Data rows =

[START]

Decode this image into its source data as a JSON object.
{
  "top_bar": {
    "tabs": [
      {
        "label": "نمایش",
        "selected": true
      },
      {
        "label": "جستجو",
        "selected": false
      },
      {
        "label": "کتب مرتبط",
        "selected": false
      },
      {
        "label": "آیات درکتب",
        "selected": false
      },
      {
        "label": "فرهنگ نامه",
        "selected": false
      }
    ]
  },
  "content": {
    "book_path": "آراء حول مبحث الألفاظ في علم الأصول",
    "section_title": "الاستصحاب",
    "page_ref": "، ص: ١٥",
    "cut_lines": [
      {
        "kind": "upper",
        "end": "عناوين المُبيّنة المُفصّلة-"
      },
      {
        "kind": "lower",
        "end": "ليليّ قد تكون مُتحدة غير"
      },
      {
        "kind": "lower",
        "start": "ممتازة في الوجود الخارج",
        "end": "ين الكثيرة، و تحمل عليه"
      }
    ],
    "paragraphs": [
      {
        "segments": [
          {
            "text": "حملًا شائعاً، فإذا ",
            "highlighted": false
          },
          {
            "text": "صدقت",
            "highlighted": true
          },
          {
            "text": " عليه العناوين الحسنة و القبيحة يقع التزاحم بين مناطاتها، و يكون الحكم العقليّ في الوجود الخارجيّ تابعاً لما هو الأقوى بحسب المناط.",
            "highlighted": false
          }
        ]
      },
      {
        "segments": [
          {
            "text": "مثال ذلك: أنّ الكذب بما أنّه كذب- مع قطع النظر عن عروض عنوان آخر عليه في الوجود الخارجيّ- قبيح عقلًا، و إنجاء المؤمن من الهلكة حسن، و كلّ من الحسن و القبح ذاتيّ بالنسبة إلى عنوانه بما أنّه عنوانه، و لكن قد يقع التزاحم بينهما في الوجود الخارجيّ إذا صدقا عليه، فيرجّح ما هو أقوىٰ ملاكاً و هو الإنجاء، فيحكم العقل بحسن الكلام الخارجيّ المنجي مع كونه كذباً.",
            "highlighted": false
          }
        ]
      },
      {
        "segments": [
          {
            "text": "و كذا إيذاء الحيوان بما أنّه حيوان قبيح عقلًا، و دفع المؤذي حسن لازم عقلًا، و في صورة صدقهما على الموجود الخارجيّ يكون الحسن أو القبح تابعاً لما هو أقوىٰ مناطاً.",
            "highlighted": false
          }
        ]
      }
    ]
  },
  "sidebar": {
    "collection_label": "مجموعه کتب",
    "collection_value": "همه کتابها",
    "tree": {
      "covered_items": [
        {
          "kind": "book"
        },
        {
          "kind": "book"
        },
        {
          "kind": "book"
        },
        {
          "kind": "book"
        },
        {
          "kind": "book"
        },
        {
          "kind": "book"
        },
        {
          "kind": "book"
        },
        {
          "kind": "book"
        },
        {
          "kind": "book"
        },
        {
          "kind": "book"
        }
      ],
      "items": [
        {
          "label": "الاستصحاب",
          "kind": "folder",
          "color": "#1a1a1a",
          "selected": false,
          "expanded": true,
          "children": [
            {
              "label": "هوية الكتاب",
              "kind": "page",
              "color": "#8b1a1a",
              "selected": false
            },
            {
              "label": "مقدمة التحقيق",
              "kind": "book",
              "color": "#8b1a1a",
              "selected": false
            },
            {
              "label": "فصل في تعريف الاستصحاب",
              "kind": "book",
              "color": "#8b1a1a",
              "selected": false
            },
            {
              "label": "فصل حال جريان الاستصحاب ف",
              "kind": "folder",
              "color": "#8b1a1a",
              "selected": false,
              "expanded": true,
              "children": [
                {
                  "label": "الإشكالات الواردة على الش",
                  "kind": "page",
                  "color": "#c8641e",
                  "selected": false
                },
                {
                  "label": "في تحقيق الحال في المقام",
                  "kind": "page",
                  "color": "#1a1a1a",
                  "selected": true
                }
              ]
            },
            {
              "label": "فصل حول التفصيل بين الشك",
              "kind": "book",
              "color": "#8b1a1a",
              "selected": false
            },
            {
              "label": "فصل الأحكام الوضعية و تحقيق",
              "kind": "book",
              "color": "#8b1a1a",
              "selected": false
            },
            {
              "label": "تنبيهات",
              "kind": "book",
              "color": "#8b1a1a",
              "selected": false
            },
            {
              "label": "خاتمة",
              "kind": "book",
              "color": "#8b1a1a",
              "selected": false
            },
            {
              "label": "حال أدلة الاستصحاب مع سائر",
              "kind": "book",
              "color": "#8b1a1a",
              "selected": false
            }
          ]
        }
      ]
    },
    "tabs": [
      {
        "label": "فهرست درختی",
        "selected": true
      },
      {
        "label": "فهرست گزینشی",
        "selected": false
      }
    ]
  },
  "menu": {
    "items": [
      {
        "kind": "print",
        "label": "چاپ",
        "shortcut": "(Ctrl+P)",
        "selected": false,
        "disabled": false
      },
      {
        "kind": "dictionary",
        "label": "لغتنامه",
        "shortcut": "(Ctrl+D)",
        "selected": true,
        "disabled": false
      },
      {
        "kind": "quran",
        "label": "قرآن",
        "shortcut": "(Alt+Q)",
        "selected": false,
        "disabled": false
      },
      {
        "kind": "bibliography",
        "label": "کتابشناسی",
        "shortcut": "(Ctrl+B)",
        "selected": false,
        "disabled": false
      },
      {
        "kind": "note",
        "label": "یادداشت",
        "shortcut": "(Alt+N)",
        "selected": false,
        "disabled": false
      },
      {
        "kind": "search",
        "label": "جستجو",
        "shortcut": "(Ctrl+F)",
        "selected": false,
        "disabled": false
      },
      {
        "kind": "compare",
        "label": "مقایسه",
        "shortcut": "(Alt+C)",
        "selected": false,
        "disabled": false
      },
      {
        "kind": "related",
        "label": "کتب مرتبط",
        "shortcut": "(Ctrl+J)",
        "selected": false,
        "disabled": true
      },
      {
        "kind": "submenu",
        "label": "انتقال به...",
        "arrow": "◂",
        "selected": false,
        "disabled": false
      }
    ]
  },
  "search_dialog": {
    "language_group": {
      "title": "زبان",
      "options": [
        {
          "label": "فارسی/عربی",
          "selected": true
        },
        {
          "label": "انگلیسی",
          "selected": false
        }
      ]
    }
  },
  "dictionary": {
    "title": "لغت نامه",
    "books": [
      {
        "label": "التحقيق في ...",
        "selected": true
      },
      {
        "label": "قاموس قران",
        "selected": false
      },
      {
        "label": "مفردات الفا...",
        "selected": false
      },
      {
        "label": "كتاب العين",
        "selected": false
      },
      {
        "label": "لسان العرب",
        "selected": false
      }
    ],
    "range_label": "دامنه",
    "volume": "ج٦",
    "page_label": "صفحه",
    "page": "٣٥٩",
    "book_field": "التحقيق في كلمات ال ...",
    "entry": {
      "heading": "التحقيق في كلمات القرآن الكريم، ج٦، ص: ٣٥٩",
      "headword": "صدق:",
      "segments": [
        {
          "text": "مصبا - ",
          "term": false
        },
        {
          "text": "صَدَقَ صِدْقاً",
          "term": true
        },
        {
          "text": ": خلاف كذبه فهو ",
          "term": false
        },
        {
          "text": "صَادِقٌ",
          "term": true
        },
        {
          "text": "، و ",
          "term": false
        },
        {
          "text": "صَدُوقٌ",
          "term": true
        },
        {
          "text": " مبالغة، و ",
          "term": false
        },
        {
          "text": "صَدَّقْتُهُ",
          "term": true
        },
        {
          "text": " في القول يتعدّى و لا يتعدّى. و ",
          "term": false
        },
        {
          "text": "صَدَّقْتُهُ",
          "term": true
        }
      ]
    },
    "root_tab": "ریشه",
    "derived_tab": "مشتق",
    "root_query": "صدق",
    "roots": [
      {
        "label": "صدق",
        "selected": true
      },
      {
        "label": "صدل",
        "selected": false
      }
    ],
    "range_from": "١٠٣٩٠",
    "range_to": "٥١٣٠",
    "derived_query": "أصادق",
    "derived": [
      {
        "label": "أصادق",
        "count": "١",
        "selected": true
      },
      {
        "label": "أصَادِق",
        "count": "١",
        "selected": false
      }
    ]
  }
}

[END]

Stated exercise =
In the records above, collect each line with "كلمات".

Output of the exercise =
    "book_field": "التحقيق في كلمات ال ...",
      "heading": "التحقيق في كلمات القرآن الكريم، ج٦، ص: ٣٥٩",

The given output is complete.